Drop every picture, then transcribe the remaining data exactly.

---+---

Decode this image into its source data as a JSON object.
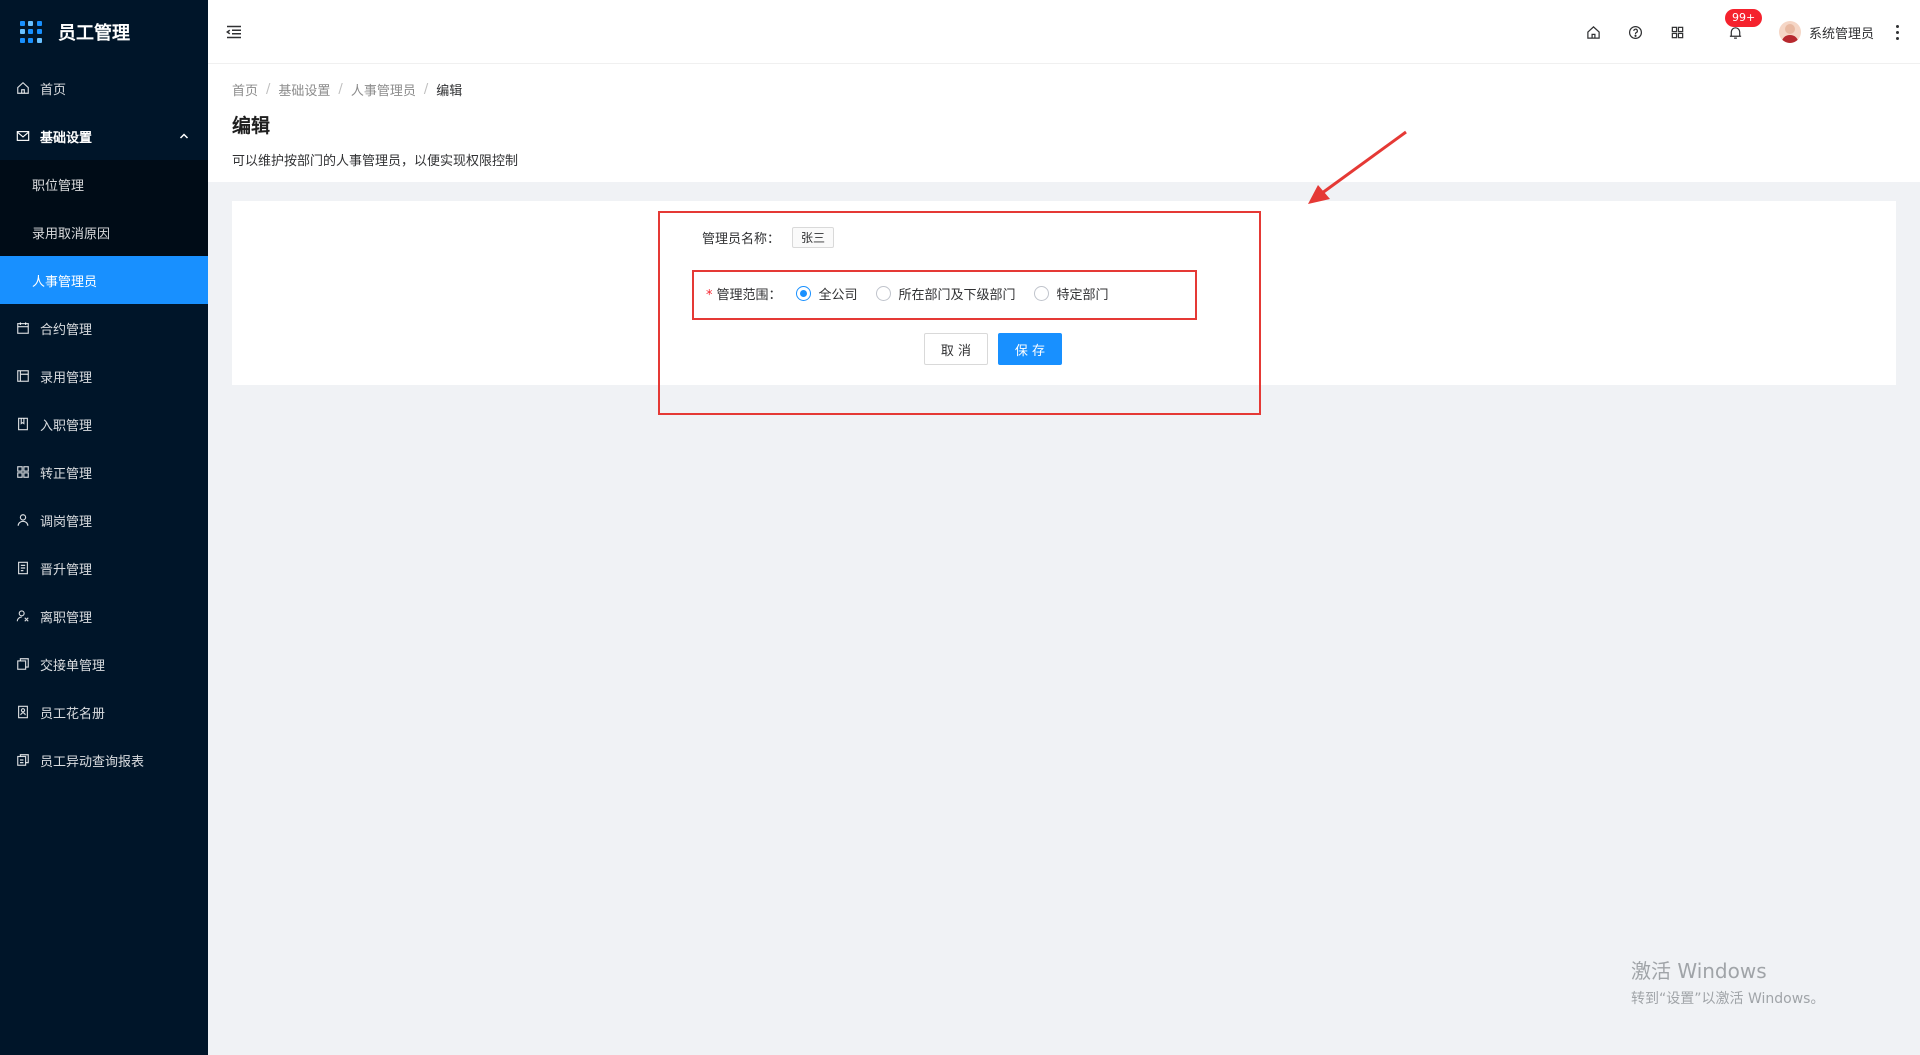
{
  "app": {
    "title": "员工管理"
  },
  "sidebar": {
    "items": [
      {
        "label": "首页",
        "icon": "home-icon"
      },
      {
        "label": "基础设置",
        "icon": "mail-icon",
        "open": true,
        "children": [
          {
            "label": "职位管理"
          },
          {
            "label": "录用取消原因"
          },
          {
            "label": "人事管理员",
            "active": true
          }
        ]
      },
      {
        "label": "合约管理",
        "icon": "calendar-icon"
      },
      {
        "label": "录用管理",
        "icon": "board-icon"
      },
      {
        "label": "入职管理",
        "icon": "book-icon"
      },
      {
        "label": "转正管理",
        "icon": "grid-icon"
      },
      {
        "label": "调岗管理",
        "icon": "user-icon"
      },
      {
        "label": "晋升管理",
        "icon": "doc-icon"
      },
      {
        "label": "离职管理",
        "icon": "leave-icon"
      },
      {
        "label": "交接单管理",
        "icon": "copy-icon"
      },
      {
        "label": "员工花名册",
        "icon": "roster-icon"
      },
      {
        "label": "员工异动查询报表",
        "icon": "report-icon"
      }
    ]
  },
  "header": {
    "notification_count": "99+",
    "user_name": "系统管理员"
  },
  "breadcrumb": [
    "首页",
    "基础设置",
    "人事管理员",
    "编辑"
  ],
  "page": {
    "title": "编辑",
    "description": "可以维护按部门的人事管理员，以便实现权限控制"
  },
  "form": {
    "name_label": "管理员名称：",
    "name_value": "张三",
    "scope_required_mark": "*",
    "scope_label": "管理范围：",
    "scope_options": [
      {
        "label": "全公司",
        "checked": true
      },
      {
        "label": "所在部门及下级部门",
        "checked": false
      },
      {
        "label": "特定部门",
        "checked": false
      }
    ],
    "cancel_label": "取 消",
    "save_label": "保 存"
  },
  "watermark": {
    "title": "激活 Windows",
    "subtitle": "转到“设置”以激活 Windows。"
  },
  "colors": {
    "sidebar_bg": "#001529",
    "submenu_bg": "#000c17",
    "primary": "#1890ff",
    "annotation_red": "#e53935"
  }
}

---+---

• Full answer:
Decode this image into its source data as a JSON object.
{
  "app": {
    "title": "员工管理"
  },
  "sidebar": {
    "items": [
      {
        "label": "首页",
        "icon": "home-icon"
      },
      {
        "label": "基础设置",
        "icon": "mail-icon",
        "open": true,
        "children": [
          {
            "label": "职位管理"
          },
          {
            "label": "录用取消原因"
          },
          {
            "label": "人事管理员",
            "active": true
          }
        ]
      },
      {
        "label": "合约管理",
        "icon": "calendar-icon"
      },
      {
        "label": "录用管理",
        "icon": "board-icon"
      },
      {
        "label": "入职管理",
        "icon": "book-icon"
      },
      {
        "label": "转正管理",
        "icon": "grid-icon"
      },
      {
        "label": "调岗管理",
        "icon": "user-icon"
      },
      {
        "label": "晋升管理",
        "icon": "doc-icon"
      },
      {
        "label": "离职管理",
        "icon": "leave-icon"
      },
      {
        "label": "交接单管理",
        "icon": "copy-icon"
      },
      {
        "label": "员工花名册",
        "icon": "roster-icon"
      },
      {
        "label": "员工异动查询报表",
        "icon": "report-icon"
      }
    ]
  },
  "header": {
    "notification_count": "99+",
    "user_name": "系统管理员"
  },
  "breadcrumb": [
    "首页",
    "基础设置",
    "人事管理员",
    "编辑"
  ],
  "page": {
    "title": "编辑",
    "description": "可以维护按部门的人事管理员，以便实现权限控制"
  },
  "form": {
    "name_label": "管理员名称：",
    "name_value": "张三",
    "scope_required_mark": "*",
    "scope_label": "管理范围：",
    "scope_options": [
      {
        "label": "全公司",
        "checked": true
      },
      {
        "label": "所在部门及下级部门",
        "checked": false
      },
      {
        "label": "特定部门",
        "checked": false
      }
    ],
    "cancel_label": "取 消",
    "save_label": "保 存"
  },
  "watermark": {
    "title": "激活 Windows",
    "subtitle": "转到“设置”以激活 Windows。"
  },
  "colors": {
    "sidebar_bg": "#001529",
    "submenu_bg": "#000c17",
    "primary": "#1890ff",
    "annotation_red": "#e53935"
  }
}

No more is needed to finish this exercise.